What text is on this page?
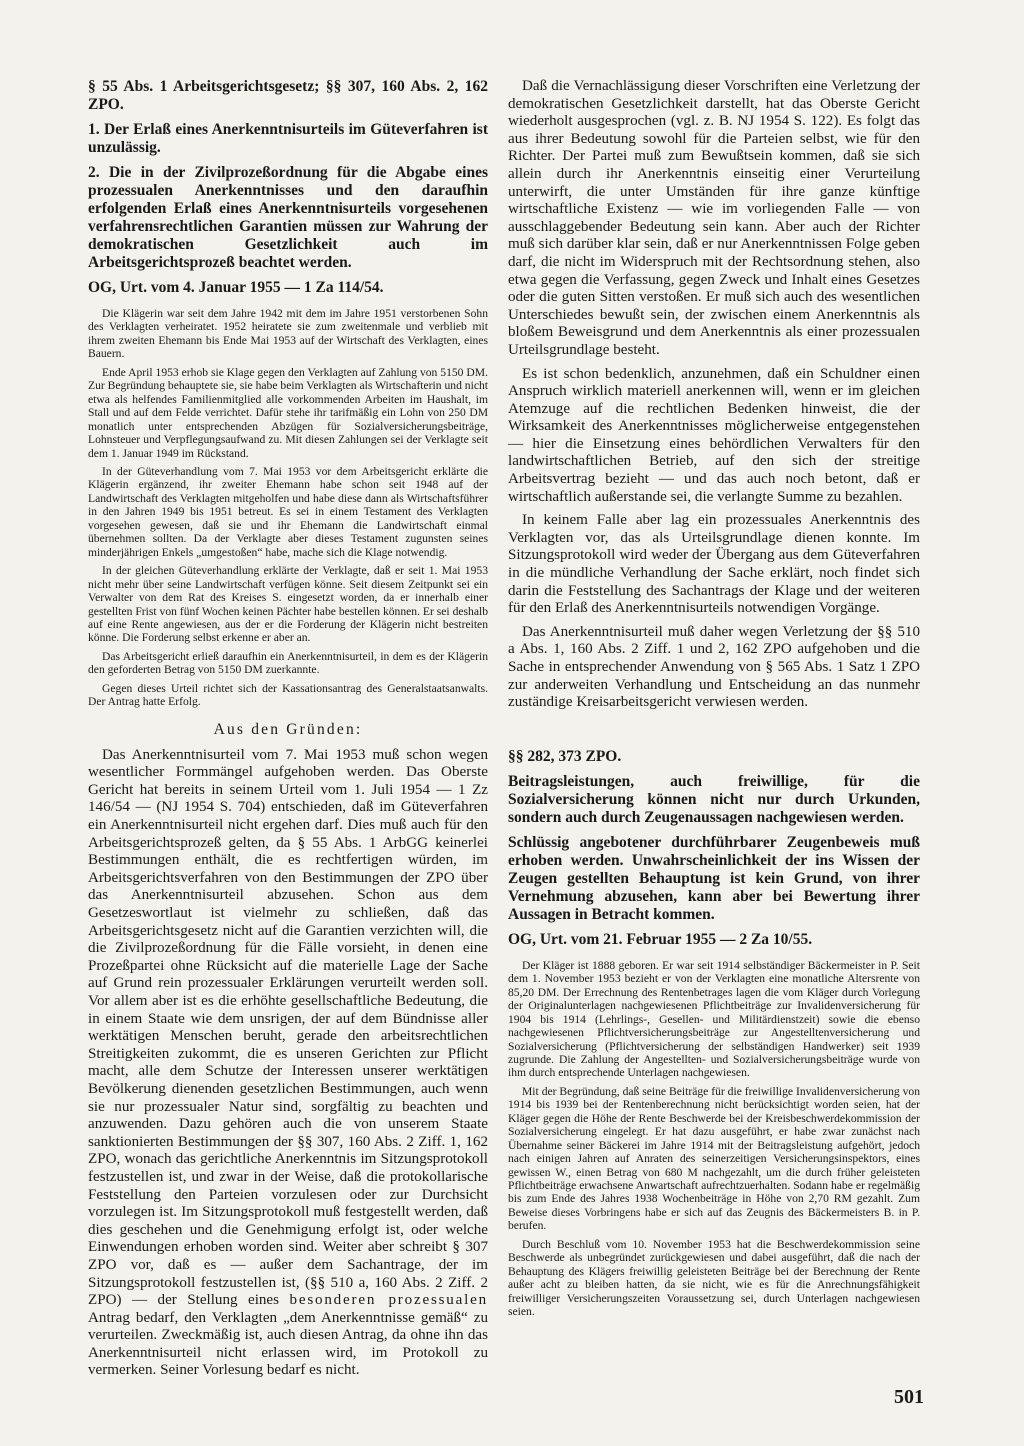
§ 55 Abs. 1 Arbeitsgerichtsgesetz; §§ 307, 160 Abs. 2, 162 ZPO.

1. Der Erlaß eines Anerkenntnisurteils im Güteverfahren ist unzulässig.

2. Die in der Zivilprozeßordnung für die Abgabe eines prozessualen Anerkenntnisses und den daraufhin erfolgenden Erlaß eines Anerkenntnisurteils vorgesehenen verfahrensrechtlichen Garantien müssen zur Wahrung der demokratischen Gesetzlichkeit auch im Arbeitsgerichtsprozeß beachtet werden.

OG, Urt. vom 4. Januar 1955 — 1 Za 114/54.

Die Klägerin war seit dem Jahre 1942 mit dem im Jahre 1951 verstorbenen Sohn des Verklagten verheiratet. 1952 heiratete sie zum zweitenmale und verblieb mit ihrem zweiten Ehemann bis Ende Mai 1953 auf der Wirtschaft des Verklagten, eines Bauern.

Ende April 1953 erhob sie Klage gegen den Verklagten auf Zahlung von 5150 DM. Zur Begründung behauptete sie, sie habe beim Verklagten als Wirtschafterin und nicht etwa als helfendes Familienmitglied alle vorkommenden Arbeiten im Haushalt, im Stall und auf dem Felde verrichtet. Dafür stehe ihr tarifmäßig ein Lohn von 250 DM monatlich unter entsprechenden Abzügen für Sozialversicherungsbeiträge, Lohnsteuer und Verpflegungsaufwand zu. Mit diesen Zahlungen sei der Verklagte seit dem 1. Januar 1949 im Rückstand.

In der Güteverhandlung vom 7. Mai 1953 vor dem Arbeitsgericht erklärte die Klägerin ergänzend, ihr zweiter Ehemann habe schon seit 1948 auf der Landwirtschaft des Verklagten mitgeholfen und habe diese dann als Wirtschaftsführer in den Jahren 1949 bis 1951 betreut. Es sei in einem Testament des Verklagten vorgesehen gewesen, daß sie und ihr Ehemann die Landwirtschaft einmal übernehmen sollten. Da der Verklagte aber dieses Testament zugunsten seines minderjährigen Enkels „umgestoßen“ habe, mache sich die Klage notwendig.

In der gleichen Güteverhandlung erklärte der Verklagte, daß er seit 1. Mai 1953 nicht mehr über seine Landwirtschaft verfügen könne. Seit diesem Zeitpunkt sei ein Verwalter von dem Rat des Kreises S. eingesetzt worden, da er innerhalb einer gestellten Frist von fünf Wochen keinen Pächter habe bestellen können. Er sei deshalb auf eine Rente angewiesen, aus der er die Forderung der Klägerin nicht bestreiten könne. Die Forderung selbst erkenne er aber an.

Das Arbeitsgericht erließ daraufhin ein Anerkenntnisurteil, in dem es der Klägerin den geforderten Betrag von 5150 DM zuerkannte.

Gegen dieses Urteil richtet sich der Kassationsantrag des Generalstaatsanwalts. Der Antrag hatte Erfolg.

Aus den Gründen:

Das Anerkenntnisurteil vom 7. Mai 1953 muß schon wegen wesentlicher Formmängel aufgehoben werden. Das Oberste Gericht hat bereits in seinem Urteil vom 1. Juli 1954 — 1 Zz 146/54 — (NJ 1954 S. 704) entschieden, daß im Güteverfahren ein Anerkenntnisurteil nicht ergehen darf. Dies muß auch für den Arbeitsgerichtsprozeß gelten, da § 55 Abs. 1 ArbGG keinerlei Bestimmungen enthält, die es rechtfertigen würden, im Arbeitsgerichtsverfahren von den Bestimmungen der ZPO über das Anerkenntnisurteil abzusehen. Schon aus dem Gesetzeswortlaut ist vielmehr zu schließen, daß das Arbeitsgerichtsgesetz nicht auf die Garantien verzichten will, die die Zivilprozeßordnung für die Fälle vorsieht, in denen eine Prozeßpartei ohne Rücksicht auf die materielle Lage der Sache auf Grund rein prozessualer Erklärungen verurteilt werden soll. Vor allem aber ist es die erhöhte gesellschaftliche Bedeutung, die in einem Staate wie dem unsrigen, der auf dem Bündnisse aller werktätigen Menschen beruht, gerade den arbeitsrechtlichen Streitigkeiten zukommt, die es unseren Gerichten zur Pflicht macht, alle dem Schutze der Interessen unserer werktätigen Bevölkerung dienenden gesetzlichen Bestimmungen, auch wenn sie nur prozessualer Natur sind, sorgfältig zu beachten und anzuwenden. Dazu gehören auch die von unserem Staate sanktionierten Bestimmungen der §§ 307, 160 Abs. 2 Ziff. 1, 162 ZPO, wonach das gerichtliche Anerkenntnis im Sitzungsprotokoll festzustellen ist, und zwar in der Weise, daß die protokollarische Feststellung den Parteien vorzulesen oder zur Durchsicht vorzulegen ist. Im Sitzungsprotokoll muß festgestellt werden, daß dies geschehen und die Genehmigung erfolgt ist, oder welche Einwendungen erhoben worden sind. Weiter aber schreibt § 307 ZPO vor, daß es — außer dem Sachantrage, der im Sitzungsprotokoll festzustellen ist, (§§ 510 a, 160 Abs. 2 Ziff. 2 ZPO) — der Stellung eines besonderen prozessualen Antrag bedarf, den Verklagten „dem Anerkenntnisse gemäß“ zu verurteilen. Zweckmäßig ist, auch diesen Antrag, da ohne ihn das Anerkenntnisurteil nicht erlassen wird, im Protokoll zu vermerken. Seiner Vorlesung bedarf es nicht.

Daß die Vernachlässigung dieser Vorschriften eine Verletzung der demokratischen Gesetzlichkeit darstellt, hat das Oberste Gericht wiederholt ausgesprochen (vgl. z. B. NJ 1954 S. 122). Es folgt das aus ihrer Bedeutung sowohl für die Parteien selbst, wie für den Richter. Der Partei muß zum Bewußtsein kommen, daß sie sich allein durch ihr Anerkenntnis einseitig einer Verurteilung unterwirft, die unter Umständen für ihre ganze künftige wirtschaftliche Existenz — wie im vorliegenden Falle — von ausschlaggebender Bedeutung sein kann. Aber auch der Richter muß sich darüber klar sein, daß er nur Anerkenntnissen Folge geben darf, die nicht im Widerspruch mit der Rechtsordnung stehen, also etwa gegen die Verfassung, gegen Zweck und Inhalt eines Gesetzes oder die guten Sitten verstoßen. Er muß sich auch des wesentlichen Unterschiedes bewußt sein, der zwischen einem Anerkenntnis als bloßem Beweisgrund und dem Anerkenntnis als einer prozessualen Urteilsgrundlage besteht.

Es ist schon bedenklich, anzunehmen, daß ein Schuldner einen Anspruch wirklich materiell anerkennen will, wenn er im gleichen Atemzuge auf die rechtlichen Bedenken hinweist, die der Wirksamkeit des Anerkenntnisses möglicherweise entgegenstehen — hier die Einsetzung eines behördlichen Verwalters für den landwirtschaftlichen Betrieb, auf den sich der streitige Arbeitsvertrag bezieht — und das auch noch betont, daß er wirtschaftlich außerstande sei, die verlangte Summe zu bezahlen.

In keinem Falle aber lag ein prozessuales Anerkenntnis des Verklagten vor, das als Urteilsgrundlage dienen konnte. Im Sitzungsprotokoll wird weder der Übergang aus dem Güteverfahren in die mündliche Verhandlung der Sache erklärt, noch findet sich darin die Feststellung des Sachantrags der Klage und der weiteren für den Erlaß des Anerkenntnisurteils notwendigen Vorgänge.

Das Anerkenntnisurteil muß daher wegen Verletzung der §§ 510 a Abs. 1, 160 Abs. 2 Ziff. 1 und 2, 162 ZPO aufgehoben und die Sache in entsprechender Anwendung von § 565 Abs. 1 Satz 1 ZPO zur anderweiten Verhandlung und Entscheidung an das nunmehr zuständige Kreisarbeitsgericht verwiesen werden.

§§ 282, 373 ZPO.

Beitragsleistungen, auch freiwillige, für die Sozialversicherung können nicht nur durch Urkunden, sondern auch durch Zeugenaussagen nachgewiesen werden.

Schlüssig angebotener durchführbarer Zeugenbeweis muß erhoben werden. Unwahrscheinlichkeit der ins Wissen der Zeugen gestellten Behauptung ist kein Grund, von ihrer Vernehmung abzusehen, kann aber bei Bewertung ihrer Aussagen in Betracht kommen.

OG, Urt. vom 21. Februar 1955 — 2 Za 10/55.

Der Kläger ist 1888 geboren. Er war seit 1914 selbständiger Bäckermeister in P. Seit dem 1. November 1953 bezieht er von der Verklagten eine monatliche Altersrente von 85,20 DM. Der Errechnung des Rentenbetrages lagen die vom Kläger durch Vorlegung der Originalunterlagen nachgewiesenen Pflichtbeiträge zur Invalidenversicherung für 1904 bis 1914 (Lehrlings-, Gesellen- und Militärdienstzeit) sowie die ebenso nachgewiesenen Pflichtversicherungsbeiträge zur Angestelltenversicherung und Sozialversicherung (Pflichtversicherung der selbständigen Handwerker) seit 1939 zugrunde. Die Zahlung der Angestellten- und Sozialversicherungsbeiträge wurde von ihm durch entsprechende Unterlagen nachgewiesen.

Mit der Begründung, daß seine Beiträge für die freiwillige Invalidenversicherung von 1914 bis 1939 bei der Rentenberechnung nicht berücksichtigt worden seien, hat der Kläger gegen die Höhe der Rente Beschwerde bei der Kreisbeschwerdekommission der Sozialversicherung eingelegt. Er hat dazu ausgeführt, er habe zwar zunächst nach Übernahme seiner Bäckerei im Jahre 1914 mit der Beitragsleistung aufgehört, jedoch nach einigen Jahren auf Anraten des seinerzeitigen Versicherungsinspektors, eines gewissen W., einen Betrag von 680 M nachgezahlt, um die durch früher geleisteten Pflichtbeiträge erwachsene Anwartschaft aufrechtzuerhalten. Sodann habe er regelmäßig bis zum Ende des Jahres 1938 Wochenbeiträge in Höhe von 2,70 RM gezahlt. Zum Beweise dieses Vorbringens habe er sich auf das Zeugnis des Bäckermeisters B. in P. berufen.

Durch Beschluß vom 10. November 1953 hat die Beschwerdekommission seine Beschwerde als unbegründet zurückgewiesen und dabei ausgeführt, daß die nach der Behauptung des Klägers freiwillig geleisteten Beiträge bei der Berechnung der Rente außer acht zu bleiben hatten, da sie nicht, wie es für die Anrechnungsfähigkeit freiwilliger Versicherungszeiten Voraussetzung sei, durch Unterlagen nachgewiesen seien.

501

_Aim:_ Using the listing above, show every line that includes the string "Januar".

_Solved problem:_
OG, Urt. vom 4. Januar 1955 — 1 Za 114/54.
Ende April 1953 erhob sie Klage gegen den Verklagten auf Zahlung von 5150 DM. Zur Begründung behauptete sie, sie habe beim Verklagten als Wirtschafterin und nicht etwa als helfendes Familienmitglied alle vorkommenden Arbeiten im Haushalt, im Stall und auf dem Felde verrichtet. Dafür stehe ihr tarifmäßig ein Lohn von 250 DM monatlich unter entsprechenden Abzügen für Sozialversicherungsbeiträge, Lohnsteuer und Verpflegungsaufwand zu. Mit diesen Zahlungen sei der Verklagte seit dem 1. Januar 1949 im Rückstand.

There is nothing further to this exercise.